[Saved data entries]

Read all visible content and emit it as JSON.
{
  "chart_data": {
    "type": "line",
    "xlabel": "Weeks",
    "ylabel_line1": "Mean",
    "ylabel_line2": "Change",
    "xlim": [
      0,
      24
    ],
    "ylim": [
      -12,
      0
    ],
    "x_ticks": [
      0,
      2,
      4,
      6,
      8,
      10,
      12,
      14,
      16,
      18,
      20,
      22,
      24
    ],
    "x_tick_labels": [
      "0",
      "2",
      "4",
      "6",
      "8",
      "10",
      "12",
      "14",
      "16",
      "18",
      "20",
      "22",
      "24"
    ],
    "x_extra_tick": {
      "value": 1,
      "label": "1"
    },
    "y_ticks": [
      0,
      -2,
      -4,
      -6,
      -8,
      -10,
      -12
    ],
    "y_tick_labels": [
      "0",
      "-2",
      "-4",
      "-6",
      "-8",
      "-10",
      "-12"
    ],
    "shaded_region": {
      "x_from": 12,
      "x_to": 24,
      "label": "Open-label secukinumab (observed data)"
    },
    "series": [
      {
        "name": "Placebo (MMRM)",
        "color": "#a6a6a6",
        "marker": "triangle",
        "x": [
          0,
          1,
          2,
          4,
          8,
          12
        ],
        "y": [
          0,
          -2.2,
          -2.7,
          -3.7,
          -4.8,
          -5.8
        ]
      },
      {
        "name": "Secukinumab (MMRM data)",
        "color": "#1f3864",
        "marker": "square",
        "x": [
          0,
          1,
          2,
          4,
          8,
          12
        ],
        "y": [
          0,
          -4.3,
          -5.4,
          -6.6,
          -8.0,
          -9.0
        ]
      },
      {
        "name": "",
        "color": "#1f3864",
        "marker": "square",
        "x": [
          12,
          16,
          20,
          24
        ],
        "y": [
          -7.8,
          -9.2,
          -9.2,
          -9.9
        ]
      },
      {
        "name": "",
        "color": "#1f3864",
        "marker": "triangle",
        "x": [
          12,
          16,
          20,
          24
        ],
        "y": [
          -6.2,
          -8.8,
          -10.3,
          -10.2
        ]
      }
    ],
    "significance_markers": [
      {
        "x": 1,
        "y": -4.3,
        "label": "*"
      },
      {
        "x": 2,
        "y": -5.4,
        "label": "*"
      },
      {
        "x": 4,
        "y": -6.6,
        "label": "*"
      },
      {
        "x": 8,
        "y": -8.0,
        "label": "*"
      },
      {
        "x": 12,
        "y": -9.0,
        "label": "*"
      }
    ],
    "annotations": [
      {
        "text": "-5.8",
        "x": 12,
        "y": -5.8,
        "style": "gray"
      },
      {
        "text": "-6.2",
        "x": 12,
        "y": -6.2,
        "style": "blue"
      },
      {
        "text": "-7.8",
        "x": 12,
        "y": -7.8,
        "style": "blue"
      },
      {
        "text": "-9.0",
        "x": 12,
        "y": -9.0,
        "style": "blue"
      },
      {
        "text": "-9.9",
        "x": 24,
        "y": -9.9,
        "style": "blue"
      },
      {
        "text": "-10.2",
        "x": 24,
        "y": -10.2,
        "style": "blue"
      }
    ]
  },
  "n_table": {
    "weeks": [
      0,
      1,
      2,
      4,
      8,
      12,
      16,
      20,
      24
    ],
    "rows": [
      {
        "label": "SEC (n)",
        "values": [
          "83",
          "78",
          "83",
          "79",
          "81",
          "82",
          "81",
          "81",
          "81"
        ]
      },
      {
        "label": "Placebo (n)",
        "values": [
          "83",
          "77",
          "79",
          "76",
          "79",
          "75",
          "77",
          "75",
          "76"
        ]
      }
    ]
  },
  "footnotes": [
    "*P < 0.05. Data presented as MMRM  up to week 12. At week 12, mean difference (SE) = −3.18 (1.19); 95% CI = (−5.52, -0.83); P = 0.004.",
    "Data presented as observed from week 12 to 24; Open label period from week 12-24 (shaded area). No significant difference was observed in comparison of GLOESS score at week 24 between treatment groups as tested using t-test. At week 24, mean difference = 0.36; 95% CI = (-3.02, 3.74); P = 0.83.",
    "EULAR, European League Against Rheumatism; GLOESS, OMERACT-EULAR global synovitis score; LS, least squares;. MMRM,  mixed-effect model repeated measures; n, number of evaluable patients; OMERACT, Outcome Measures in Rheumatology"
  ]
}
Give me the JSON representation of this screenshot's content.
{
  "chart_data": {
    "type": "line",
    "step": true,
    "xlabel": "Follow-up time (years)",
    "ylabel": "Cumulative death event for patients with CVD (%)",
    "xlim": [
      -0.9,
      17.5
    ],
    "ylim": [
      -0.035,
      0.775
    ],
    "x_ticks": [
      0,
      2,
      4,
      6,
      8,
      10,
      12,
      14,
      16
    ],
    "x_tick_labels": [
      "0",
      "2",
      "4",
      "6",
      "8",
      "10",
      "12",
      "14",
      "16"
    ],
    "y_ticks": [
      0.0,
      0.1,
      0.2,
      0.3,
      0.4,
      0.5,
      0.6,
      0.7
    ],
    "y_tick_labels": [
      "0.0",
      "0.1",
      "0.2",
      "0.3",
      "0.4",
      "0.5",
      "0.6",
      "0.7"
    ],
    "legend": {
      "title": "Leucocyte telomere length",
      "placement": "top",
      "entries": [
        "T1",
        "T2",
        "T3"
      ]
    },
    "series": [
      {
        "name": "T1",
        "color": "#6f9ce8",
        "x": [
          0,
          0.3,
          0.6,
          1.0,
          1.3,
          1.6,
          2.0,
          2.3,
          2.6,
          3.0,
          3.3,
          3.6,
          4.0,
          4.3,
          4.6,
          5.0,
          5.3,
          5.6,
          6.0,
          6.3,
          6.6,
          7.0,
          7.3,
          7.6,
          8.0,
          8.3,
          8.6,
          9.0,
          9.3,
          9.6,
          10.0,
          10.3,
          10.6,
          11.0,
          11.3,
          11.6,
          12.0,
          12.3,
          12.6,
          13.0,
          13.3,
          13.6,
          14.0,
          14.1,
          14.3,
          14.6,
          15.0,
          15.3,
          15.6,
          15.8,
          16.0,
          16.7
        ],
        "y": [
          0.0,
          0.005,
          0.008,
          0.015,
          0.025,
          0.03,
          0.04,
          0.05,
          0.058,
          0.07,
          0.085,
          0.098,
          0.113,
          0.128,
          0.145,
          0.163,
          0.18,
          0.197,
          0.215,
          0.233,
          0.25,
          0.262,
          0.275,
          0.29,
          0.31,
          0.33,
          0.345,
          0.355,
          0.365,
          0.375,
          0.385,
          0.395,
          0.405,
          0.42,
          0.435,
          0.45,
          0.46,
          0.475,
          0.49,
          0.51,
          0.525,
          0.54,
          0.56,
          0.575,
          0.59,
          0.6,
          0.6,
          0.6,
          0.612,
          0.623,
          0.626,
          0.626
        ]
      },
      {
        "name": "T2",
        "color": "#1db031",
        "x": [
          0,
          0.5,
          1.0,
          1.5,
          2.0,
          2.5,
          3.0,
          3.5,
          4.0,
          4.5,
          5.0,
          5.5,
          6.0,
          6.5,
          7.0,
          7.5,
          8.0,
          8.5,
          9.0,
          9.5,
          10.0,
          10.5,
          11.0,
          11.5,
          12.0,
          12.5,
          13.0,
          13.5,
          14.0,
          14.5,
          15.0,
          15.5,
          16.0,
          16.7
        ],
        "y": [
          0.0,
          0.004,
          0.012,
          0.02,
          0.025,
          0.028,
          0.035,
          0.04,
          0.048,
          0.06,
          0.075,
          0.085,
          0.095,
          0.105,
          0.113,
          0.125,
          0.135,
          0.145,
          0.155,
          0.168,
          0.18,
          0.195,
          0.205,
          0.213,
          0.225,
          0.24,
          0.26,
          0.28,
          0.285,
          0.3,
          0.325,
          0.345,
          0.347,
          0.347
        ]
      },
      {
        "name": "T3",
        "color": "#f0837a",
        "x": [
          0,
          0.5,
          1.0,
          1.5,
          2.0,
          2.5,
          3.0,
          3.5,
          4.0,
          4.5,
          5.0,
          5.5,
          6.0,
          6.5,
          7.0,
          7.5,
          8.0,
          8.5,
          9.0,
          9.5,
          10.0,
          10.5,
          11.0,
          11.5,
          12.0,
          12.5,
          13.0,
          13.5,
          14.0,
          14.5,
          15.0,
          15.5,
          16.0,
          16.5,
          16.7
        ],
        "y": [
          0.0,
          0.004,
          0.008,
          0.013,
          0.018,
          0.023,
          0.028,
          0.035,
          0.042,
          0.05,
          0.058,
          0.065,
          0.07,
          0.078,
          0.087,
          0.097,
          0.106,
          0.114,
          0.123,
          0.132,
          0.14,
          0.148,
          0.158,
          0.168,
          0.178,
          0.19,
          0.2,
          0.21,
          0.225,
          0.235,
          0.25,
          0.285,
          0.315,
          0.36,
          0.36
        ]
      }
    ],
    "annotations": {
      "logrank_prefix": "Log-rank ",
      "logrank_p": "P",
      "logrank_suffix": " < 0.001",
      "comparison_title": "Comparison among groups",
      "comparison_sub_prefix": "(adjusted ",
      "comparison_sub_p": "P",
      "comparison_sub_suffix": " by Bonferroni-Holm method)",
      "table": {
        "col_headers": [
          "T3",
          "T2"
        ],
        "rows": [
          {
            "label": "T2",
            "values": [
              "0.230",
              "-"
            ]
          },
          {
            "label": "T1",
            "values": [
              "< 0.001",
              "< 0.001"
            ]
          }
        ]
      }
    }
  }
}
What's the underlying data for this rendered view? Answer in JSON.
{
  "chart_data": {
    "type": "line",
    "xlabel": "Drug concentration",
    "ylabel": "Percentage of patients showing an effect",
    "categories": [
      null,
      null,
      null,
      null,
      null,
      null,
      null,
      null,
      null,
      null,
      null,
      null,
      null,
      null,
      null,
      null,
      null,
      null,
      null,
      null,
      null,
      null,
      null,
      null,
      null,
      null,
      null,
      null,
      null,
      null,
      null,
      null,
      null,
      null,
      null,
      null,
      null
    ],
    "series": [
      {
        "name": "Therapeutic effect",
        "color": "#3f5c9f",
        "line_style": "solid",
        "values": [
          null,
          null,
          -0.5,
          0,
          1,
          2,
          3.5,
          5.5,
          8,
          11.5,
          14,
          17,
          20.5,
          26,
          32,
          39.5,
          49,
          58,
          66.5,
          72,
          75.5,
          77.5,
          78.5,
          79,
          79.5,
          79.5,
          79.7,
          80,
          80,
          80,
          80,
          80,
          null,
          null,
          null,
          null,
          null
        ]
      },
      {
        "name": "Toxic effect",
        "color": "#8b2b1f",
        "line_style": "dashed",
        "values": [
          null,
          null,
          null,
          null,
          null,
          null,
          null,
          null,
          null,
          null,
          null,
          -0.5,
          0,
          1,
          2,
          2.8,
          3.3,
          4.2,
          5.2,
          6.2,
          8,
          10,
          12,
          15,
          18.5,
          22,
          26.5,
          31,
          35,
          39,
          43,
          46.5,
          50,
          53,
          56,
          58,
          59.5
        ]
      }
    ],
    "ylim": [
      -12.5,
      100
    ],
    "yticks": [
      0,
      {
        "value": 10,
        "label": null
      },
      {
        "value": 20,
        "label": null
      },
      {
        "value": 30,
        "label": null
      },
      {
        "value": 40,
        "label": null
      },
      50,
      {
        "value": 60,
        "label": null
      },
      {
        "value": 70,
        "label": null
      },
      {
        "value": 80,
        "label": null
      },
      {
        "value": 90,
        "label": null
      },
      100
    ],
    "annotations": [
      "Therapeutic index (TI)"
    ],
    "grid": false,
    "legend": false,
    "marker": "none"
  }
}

| WORK INSTRUCTIONS |
State only how many lines above hold the string "JSON".

| TASK RESPONSE |
3